Stored dataset items
----------------------------------------

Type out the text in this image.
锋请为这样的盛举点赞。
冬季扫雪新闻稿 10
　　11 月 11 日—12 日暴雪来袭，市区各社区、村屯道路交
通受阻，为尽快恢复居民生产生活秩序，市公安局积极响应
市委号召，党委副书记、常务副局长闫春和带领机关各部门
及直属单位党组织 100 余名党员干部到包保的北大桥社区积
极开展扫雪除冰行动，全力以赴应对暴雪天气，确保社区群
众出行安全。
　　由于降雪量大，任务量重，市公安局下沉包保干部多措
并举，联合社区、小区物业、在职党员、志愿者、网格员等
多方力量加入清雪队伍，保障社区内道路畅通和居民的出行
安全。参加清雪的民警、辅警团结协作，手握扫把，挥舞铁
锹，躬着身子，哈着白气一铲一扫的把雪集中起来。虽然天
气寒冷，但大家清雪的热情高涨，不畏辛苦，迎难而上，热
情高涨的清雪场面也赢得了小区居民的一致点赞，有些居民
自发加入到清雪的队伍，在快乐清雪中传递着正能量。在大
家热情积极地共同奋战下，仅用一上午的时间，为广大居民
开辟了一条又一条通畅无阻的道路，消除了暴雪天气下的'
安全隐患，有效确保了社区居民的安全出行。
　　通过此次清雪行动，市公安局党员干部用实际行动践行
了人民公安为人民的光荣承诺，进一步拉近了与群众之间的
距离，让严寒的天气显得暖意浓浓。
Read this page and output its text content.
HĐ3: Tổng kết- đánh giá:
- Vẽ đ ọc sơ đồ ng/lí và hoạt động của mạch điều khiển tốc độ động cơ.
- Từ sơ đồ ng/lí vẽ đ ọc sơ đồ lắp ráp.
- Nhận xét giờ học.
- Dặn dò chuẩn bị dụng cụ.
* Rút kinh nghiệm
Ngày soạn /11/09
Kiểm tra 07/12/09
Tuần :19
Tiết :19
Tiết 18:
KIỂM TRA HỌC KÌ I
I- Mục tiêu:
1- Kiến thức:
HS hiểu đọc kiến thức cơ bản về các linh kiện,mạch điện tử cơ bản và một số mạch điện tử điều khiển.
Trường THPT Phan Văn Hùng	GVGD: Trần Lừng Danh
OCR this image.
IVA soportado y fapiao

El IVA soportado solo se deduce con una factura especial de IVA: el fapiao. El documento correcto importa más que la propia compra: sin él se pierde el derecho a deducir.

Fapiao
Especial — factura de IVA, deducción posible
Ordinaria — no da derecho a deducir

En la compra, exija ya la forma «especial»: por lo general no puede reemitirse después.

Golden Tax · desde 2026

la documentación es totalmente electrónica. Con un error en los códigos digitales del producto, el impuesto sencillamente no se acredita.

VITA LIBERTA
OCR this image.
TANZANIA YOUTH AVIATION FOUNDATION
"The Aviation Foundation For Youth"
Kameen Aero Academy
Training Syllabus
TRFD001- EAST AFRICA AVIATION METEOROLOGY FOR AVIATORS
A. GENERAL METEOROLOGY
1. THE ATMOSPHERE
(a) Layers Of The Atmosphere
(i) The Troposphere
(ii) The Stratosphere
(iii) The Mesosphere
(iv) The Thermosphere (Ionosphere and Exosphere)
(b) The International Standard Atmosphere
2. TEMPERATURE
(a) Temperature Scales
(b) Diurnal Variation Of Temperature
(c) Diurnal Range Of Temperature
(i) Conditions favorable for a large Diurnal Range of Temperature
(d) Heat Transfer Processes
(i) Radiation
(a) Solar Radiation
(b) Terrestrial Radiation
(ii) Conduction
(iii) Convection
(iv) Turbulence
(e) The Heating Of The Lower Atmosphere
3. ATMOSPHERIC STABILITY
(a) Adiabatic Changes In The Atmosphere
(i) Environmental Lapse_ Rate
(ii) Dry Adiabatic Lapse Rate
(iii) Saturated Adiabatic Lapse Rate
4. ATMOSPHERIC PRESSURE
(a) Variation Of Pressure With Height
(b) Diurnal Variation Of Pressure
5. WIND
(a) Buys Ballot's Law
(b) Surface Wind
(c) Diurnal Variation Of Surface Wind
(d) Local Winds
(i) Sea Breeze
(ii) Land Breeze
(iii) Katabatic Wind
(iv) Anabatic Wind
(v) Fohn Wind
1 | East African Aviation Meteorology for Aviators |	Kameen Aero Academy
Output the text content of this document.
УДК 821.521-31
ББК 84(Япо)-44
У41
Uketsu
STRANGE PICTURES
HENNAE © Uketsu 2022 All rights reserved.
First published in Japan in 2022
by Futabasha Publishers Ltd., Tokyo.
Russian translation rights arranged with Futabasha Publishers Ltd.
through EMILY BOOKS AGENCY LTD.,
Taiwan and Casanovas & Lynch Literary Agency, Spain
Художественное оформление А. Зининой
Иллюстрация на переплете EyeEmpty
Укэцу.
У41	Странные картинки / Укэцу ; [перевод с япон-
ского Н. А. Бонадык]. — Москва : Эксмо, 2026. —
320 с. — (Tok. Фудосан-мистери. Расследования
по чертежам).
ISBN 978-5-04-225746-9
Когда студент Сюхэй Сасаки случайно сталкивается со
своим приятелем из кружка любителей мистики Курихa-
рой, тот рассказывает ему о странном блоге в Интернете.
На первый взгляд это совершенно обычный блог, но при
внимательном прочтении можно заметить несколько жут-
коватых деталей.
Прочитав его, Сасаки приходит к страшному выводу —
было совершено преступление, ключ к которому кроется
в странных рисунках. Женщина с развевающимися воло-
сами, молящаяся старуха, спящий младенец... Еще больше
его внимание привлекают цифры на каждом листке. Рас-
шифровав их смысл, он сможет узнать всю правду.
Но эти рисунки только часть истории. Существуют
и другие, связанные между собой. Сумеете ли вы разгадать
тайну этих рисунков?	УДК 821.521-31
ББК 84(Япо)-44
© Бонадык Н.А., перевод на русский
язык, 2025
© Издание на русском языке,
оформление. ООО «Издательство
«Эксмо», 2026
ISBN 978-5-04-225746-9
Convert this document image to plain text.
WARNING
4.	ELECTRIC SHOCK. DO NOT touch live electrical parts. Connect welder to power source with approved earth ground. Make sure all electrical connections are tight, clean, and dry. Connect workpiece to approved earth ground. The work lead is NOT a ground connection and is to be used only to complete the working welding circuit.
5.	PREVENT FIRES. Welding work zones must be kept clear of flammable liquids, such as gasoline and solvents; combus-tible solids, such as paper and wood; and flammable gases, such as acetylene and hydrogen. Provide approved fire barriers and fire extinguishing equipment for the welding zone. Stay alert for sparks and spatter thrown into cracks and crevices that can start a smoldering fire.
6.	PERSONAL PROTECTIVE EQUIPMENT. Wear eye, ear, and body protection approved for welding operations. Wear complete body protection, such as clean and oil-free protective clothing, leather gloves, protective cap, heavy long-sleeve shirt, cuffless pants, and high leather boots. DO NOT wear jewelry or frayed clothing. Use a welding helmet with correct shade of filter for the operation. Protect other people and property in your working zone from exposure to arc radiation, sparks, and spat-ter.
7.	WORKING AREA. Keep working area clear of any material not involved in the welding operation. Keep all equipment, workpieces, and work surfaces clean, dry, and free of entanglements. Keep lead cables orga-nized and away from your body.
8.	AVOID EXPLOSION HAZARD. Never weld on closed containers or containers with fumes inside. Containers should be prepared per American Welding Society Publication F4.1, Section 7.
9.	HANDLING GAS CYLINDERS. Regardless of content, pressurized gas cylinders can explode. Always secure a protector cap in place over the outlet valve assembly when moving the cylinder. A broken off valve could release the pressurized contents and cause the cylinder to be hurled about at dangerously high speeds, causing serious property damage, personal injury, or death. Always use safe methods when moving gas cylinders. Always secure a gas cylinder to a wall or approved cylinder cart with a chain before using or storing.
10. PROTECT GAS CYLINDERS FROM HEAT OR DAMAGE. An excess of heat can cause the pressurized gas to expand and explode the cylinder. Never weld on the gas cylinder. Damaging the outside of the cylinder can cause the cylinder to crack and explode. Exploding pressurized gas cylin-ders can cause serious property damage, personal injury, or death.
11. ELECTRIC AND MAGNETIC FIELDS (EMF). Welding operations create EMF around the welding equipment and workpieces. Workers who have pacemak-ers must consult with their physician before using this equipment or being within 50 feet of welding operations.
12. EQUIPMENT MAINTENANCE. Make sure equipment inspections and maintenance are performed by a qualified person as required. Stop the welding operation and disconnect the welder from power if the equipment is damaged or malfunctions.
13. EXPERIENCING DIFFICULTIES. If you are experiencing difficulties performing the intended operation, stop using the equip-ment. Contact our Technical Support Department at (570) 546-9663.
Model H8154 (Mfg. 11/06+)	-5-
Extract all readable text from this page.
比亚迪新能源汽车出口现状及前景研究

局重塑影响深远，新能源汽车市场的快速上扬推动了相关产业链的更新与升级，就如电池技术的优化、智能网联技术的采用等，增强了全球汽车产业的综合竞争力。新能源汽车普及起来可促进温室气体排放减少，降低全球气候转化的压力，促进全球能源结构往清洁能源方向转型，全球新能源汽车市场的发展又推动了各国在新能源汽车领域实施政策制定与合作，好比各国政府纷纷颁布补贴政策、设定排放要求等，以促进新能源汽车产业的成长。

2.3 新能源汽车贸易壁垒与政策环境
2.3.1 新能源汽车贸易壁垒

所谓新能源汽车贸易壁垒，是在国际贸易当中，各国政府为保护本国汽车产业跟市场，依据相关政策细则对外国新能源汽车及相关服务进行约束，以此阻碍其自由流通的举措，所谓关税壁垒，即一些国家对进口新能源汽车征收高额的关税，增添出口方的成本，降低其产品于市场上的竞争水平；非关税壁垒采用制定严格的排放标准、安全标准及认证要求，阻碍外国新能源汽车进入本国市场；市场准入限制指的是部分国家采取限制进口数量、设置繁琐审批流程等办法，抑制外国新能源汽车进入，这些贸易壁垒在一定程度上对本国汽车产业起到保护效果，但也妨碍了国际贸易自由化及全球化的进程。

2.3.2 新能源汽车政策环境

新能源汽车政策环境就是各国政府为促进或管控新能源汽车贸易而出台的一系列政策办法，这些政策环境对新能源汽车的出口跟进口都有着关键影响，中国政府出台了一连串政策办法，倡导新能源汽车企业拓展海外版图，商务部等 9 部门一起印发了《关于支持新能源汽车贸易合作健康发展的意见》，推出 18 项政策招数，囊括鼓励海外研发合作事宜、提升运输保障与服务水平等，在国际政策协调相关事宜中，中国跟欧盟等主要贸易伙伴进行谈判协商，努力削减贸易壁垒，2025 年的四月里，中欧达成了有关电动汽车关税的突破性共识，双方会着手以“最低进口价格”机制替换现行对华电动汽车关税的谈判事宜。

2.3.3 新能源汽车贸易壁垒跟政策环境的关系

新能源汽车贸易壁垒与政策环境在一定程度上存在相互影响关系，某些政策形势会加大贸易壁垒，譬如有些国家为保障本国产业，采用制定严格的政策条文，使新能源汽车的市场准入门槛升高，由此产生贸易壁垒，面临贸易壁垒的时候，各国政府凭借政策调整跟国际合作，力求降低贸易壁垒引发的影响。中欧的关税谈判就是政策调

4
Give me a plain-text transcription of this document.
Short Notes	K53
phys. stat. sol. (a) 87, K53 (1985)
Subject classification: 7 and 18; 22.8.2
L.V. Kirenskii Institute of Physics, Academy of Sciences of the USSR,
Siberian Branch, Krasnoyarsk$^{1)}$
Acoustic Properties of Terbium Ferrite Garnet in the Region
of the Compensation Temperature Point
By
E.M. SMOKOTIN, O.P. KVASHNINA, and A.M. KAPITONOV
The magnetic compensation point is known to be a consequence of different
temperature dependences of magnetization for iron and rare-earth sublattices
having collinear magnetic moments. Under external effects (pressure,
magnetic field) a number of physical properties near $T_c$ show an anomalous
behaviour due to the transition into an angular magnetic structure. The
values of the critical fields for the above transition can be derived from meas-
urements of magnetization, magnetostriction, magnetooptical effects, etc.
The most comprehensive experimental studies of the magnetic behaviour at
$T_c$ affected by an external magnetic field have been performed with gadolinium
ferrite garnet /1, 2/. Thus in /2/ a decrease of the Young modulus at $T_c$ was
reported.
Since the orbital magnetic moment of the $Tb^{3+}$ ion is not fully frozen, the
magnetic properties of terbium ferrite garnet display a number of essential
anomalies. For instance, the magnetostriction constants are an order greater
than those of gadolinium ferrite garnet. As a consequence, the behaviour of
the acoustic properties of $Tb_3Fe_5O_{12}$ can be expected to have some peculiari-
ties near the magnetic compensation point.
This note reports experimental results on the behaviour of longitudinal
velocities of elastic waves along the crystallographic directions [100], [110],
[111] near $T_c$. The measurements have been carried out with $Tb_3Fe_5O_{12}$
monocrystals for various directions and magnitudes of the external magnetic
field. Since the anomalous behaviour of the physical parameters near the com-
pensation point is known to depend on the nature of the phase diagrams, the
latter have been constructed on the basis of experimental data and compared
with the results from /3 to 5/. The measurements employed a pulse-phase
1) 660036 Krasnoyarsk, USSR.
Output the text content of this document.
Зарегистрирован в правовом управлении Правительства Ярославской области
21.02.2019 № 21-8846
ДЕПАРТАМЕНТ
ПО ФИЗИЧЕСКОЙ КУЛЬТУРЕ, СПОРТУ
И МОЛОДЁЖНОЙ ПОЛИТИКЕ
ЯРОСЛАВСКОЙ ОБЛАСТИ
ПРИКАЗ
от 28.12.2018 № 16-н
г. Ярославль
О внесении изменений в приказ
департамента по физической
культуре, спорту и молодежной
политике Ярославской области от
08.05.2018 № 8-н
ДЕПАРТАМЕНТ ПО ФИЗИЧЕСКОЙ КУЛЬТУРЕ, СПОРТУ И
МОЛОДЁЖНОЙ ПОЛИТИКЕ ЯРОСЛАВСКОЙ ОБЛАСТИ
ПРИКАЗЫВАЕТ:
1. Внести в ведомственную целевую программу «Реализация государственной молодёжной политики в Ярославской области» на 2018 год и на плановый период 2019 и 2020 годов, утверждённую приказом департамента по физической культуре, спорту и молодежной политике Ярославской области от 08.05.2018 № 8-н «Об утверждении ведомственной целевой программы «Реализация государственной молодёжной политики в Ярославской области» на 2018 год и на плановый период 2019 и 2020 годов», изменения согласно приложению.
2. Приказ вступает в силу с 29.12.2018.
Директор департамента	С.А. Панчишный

----------------------------------------

### [Work required]
Note each line of the entries that has "have" in it, and copy those lines.

### [Completed task]
11. ELECTRIC AND MAGNETIC FIELDS (EMF). Welding operations create EMF around the welding equipment and workpieces. Workers who have pacemak-ers must consult with their physician before using this equipment or being within 50 feet of welding operations.
$T_c$ affected by an external magnetic field have been performed with gadolinium
the acoustic properties of $Tb_3Fe_5O_{12}$ can be expected to have some peculiari-
[111] near $T_c$. The measurements have been carried out with $Tb_3Fe_5O_{12}$
latter have been constructed on the basis of experimental data and compared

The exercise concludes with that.